++++ 주어진 기록

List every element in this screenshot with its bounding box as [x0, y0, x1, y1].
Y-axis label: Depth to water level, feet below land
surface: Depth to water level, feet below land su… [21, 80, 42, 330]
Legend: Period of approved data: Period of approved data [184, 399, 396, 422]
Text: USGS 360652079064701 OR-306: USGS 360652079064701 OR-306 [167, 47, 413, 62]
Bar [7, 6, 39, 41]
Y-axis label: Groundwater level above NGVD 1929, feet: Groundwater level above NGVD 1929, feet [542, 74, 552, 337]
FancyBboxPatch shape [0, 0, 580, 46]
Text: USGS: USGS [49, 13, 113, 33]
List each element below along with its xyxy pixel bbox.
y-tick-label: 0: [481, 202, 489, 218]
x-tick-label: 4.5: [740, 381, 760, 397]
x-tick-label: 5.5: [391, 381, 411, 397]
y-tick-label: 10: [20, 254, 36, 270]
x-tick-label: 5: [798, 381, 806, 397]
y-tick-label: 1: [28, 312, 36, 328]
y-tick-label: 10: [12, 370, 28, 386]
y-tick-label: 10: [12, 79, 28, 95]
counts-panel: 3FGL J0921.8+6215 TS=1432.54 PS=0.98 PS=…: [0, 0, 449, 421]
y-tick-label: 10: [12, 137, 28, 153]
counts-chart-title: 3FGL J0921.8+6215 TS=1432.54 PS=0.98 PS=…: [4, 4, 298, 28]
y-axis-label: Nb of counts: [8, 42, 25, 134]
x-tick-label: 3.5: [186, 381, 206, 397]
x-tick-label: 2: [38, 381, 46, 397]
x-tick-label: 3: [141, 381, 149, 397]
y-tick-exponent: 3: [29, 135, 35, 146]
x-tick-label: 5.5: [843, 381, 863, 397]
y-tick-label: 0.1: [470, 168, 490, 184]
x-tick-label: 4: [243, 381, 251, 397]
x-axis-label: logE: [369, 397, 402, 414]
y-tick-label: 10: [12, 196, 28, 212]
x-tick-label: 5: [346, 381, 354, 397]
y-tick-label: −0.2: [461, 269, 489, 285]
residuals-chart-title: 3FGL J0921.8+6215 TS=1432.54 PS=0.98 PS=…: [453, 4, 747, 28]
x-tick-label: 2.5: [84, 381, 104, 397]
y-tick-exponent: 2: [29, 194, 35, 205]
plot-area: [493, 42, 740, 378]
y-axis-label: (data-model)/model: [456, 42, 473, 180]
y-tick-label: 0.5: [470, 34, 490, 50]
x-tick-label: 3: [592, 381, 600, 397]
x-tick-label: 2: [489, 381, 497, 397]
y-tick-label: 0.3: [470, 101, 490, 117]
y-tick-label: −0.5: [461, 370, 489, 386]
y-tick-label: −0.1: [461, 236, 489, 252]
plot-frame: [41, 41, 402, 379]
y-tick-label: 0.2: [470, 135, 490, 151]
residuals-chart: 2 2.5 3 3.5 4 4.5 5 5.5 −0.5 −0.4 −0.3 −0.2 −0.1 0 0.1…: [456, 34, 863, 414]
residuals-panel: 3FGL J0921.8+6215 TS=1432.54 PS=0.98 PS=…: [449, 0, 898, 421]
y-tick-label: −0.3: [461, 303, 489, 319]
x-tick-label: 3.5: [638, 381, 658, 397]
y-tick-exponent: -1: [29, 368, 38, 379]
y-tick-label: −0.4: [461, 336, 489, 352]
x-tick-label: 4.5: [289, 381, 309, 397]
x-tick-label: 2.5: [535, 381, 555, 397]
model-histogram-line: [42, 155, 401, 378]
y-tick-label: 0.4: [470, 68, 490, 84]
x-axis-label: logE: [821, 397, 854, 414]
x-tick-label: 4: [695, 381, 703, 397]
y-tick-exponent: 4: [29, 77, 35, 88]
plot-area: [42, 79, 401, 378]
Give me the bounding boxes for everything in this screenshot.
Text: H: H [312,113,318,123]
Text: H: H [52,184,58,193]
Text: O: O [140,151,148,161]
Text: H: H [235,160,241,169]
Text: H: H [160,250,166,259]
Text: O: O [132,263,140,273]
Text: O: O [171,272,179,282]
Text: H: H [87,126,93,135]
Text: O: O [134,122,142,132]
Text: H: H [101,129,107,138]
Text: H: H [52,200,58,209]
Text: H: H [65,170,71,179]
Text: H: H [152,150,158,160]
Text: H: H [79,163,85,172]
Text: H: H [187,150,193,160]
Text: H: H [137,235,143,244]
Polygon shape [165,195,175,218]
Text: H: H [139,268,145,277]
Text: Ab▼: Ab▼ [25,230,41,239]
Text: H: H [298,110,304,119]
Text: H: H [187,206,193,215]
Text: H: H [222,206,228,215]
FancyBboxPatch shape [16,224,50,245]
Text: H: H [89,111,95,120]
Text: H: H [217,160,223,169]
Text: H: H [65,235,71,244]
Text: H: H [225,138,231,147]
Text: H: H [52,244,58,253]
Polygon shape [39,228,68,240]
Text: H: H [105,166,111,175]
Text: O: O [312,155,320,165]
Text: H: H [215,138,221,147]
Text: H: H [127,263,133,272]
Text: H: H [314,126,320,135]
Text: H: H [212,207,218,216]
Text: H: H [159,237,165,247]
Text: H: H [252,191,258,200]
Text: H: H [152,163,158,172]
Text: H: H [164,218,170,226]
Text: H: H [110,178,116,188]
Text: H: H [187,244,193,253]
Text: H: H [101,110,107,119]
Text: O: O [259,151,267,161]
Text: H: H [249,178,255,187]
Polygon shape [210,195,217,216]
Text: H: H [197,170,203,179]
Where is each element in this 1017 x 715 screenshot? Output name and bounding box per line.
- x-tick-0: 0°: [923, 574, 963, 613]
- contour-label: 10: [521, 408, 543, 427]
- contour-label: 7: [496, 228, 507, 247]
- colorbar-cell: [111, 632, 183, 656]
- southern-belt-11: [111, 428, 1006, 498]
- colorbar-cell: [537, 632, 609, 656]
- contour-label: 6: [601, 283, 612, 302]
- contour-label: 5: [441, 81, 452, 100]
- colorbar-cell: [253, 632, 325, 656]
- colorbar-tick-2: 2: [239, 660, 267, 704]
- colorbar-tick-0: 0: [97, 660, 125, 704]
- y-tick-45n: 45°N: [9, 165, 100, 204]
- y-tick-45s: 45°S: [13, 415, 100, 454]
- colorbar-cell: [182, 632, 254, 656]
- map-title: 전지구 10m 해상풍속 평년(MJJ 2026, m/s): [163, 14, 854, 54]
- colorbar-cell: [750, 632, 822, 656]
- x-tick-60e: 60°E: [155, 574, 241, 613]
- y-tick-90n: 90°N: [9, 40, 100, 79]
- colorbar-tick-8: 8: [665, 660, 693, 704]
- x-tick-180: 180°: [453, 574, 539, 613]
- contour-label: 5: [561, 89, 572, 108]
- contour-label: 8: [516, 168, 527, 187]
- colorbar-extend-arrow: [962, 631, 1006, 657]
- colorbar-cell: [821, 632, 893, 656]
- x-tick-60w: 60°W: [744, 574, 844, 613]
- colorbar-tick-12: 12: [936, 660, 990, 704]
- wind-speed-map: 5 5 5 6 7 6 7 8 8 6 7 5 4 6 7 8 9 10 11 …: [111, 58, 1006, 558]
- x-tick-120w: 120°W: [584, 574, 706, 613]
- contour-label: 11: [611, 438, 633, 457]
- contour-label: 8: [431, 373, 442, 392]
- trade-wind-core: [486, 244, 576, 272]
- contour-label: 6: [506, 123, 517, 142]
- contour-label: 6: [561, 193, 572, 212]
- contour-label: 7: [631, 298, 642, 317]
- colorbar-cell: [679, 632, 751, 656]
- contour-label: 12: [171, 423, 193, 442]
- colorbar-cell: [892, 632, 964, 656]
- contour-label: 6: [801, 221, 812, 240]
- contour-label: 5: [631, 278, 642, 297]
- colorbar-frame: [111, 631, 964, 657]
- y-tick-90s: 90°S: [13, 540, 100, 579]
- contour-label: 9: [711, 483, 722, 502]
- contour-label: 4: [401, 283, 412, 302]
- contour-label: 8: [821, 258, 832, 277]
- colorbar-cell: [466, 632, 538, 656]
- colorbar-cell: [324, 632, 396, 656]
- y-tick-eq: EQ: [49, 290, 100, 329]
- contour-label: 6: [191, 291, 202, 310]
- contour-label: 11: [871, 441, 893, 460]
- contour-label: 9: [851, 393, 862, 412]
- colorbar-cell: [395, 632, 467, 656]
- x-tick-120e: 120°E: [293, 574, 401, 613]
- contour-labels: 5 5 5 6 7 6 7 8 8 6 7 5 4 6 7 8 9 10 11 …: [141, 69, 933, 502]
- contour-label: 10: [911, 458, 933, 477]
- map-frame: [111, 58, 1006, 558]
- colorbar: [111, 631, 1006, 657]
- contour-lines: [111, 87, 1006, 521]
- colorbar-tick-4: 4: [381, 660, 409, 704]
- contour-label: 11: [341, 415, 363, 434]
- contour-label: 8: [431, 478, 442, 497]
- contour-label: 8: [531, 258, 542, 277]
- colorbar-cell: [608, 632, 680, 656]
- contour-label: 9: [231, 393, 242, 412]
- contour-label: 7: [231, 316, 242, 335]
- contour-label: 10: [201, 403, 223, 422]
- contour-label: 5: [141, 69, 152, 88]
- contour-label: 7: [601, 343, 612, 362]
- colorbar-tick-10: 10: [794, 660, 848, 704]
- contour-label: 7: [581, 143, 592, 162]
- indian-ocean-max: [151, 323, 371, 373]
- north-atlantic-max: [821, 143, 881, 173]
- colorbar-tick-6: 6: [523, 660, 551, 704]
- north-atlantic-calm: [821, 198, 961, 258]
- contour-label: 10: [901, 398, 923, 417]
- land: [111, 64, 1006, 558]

++++++++

위 기록에서 문자열 "title"가 들어 있는 줄을 모두 골라 그대로 옮겨 적으세요.

counts-chart-title: 3FGL J0921.8+6215 TS=1432.54 PS=0.98 PS=…: [4, 4, 298, 28]
residuals-chart-title: 3FGL J0921.8+6215 TS=1432.54 PS=0.98 PS=…: [453, 4, 747, 28]
- map-title: 전지구 10m 해상풍속 평년(MJJ 2026, m/s): [163, 14, 854, 54]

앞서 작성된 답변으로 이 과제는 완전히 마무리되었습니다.